-------- Material provided --------

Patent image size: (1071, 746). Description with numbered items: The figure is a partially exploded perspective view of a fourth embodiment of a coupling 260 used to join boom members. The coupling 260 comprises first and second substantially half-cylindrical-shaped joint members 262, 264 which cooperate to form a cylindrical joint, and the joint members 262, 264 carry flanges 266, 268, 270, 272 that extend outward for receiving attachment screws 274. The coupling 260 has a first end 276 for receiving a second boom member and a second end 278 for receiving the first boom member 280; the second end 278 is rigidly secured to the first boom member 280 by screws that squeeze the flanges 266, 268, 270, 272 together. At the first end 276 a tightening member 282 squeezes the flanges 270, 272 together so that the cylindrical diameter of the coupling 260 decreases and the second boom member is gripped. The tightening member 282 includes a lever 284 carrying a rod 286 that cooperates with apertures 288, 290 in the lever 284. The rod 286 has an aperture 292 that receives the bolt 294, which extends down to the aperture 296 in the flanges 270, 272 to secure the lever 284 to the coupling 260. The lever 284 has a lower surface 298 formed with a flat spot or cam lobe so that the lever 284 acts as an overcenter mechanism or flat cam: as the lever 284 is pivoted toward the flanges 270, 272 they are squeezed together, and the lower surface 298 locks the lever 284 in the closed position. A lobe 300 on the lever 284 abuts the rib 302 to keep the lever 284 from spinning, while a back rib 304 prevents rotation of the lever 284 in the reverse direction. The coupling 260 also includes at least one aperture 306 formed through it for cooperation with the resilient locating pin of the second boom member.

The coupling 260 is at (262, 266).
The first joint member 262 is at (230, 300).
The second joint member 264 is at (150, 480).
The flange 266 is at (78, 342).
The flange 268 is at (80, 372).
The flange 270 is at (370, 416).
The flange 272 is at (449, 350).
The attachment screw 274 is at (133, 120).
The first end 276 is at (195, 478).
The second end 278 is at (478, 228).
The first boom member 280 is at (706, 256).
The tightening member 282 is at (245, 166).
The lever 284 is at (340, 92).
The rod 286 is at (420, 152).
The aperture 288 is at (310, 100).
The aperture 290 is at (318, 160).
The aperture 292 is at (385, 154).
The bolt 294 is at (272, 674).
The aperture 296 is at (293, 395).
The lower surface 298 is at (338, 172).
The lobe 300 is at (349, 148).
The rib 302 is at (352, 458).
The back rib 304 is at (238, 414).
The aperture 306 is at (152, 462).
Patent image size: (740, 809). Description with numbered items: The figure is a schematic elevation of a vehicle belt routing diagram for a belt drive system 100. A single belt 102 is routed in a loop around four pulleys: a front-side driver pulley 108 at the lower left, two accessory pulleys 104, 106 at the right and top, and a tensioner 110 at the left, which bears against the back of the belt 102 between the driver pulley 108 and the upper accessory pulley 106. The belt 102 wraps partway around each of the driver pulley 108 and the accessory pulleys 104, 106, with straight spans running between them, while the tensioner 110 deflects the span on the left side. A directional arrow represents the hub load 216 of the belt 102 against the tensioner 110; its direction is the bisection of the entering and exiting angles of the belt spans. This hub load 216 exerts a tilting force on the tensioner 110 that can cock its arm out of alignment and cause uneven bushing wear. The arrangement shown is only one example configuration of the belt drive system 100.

--------

Task directions> Reproduce every row above verbatim, with no changes.

Written solution>
Patent image size: (1071, 746). Description with numbered items: The figure is a partially exploded perspective view of a fourth embodiment of a coupling 260 used to join boom members. The coupling 260 comprises first and second substantially half-cylindrical-shaped joint members 262, 264 which cooperate to form a cylindrical joint, and the joint members 262, 264 carry flanges 266, 268, 270, 272 that extend outward for receiving attachment screws 274. The coupling 260 has a first end 276 for receiving a second boom member and a second end 278 for receiving the first boom member 280; the second end 278 is rigidly secured to the first boom member 280 by screws that squeeze the flanges 266, 268, 270, 272 together. At the first end 276 a tightening member 282 squeezes the flanges 270, 272 together so that the cylindrical diameter of the coupling 260 decreases and the second boom member is gripped. The tightening member 282 includes a lever 284 carrying a rod 286 that cooperates with apertures 288, 290 in the lever 284. The rod 286 has an aperture 292 that receives the bolt 294, which extends down to the aperture 296 in the flanges 270, 272 to secure the lever 284 to the coupling 260. The lever 284 has a lower surface 298 formed with a flat spot or cam lobe so that the lever 284 acts as an overcenter mechanism or flat cam: as the lever 284 is pivoted toward the flanges 270, 272 they are squeezed together, and the lower surface 298 locks the lever 284 in the closed position. A lobe 300 on the lever 284 abuts the rib 302 to keep the lever 284 from spinning, while a back rib 304 prevents rotation of the lever 284 in the reverse direction. The coupling 260 also includes at least one aperture 306 formed through it for cooperation with the resilient locating pin of the second boom member.

The coupling 260 is at (262, 266).
The first joint member 262 is at (230, 300).
The second joint member 264 is at (150, 480).
The flange 266 is at (78, 342).
The flange 268 is at (80, 372).
The flange 270 is at (370, 416).
The flange 272 is at (449, 350).
The attachment screw 274 is at (133, 120).
The first end 276 is at (195, 478).
The second end 278 is at (478, 228).
The first boom member 280 is at (706, 256).
The tightening member 282 is at (245, 166).
The lever 284 is at (340, 92).
The rod 286 is at (420, 152).
The aperture 288 is at (310, 100).
The aperture 290 is at (318, 160).
The aperture 292 is at (385, 154).
The bolt 294 is at (272, 674).
The aperture 296 is at (293, 395).
The lower surface 298 is at (338, 172).
The lobe 300 is at (349, 148).
The rib 302 is at (352, 458).
The back rib 304 is at (238, 414).
The aperture 306 is at (152, 462).
Patent image size: (740, 809). Description with numbered items: The figure is a schematic elevation of a vehicle belt routing diagram for a belt drive system 100. A single belt 102 is routed in a loop around four pulleys: a front-side driver pulley 108 at the lower left, two accessory pulleys 104, 106 at the right and top, and a tensioner 110 at the left, which bears against the back of the belt 102 between the driver pulley 108 and the upper accessory pulley 106. The belt 102 wraps partway around each of the driver pulley 108 and the accessory pulleys 104, 106, with straight spans running between them, while the tensioner 110 deflects the span on the left side. A directional arrow represents the hub load 216 of the belt 102 against the tensioner 110; its direction is the bisection of the entering and exiting angles of the belt spans. This hub load 216 exerts a tilting force on the tensioner 110 that can cock its arm out of alignment and cause uneven bushing wear. The arrangement shown is only one example configuration of the belt drive system 100.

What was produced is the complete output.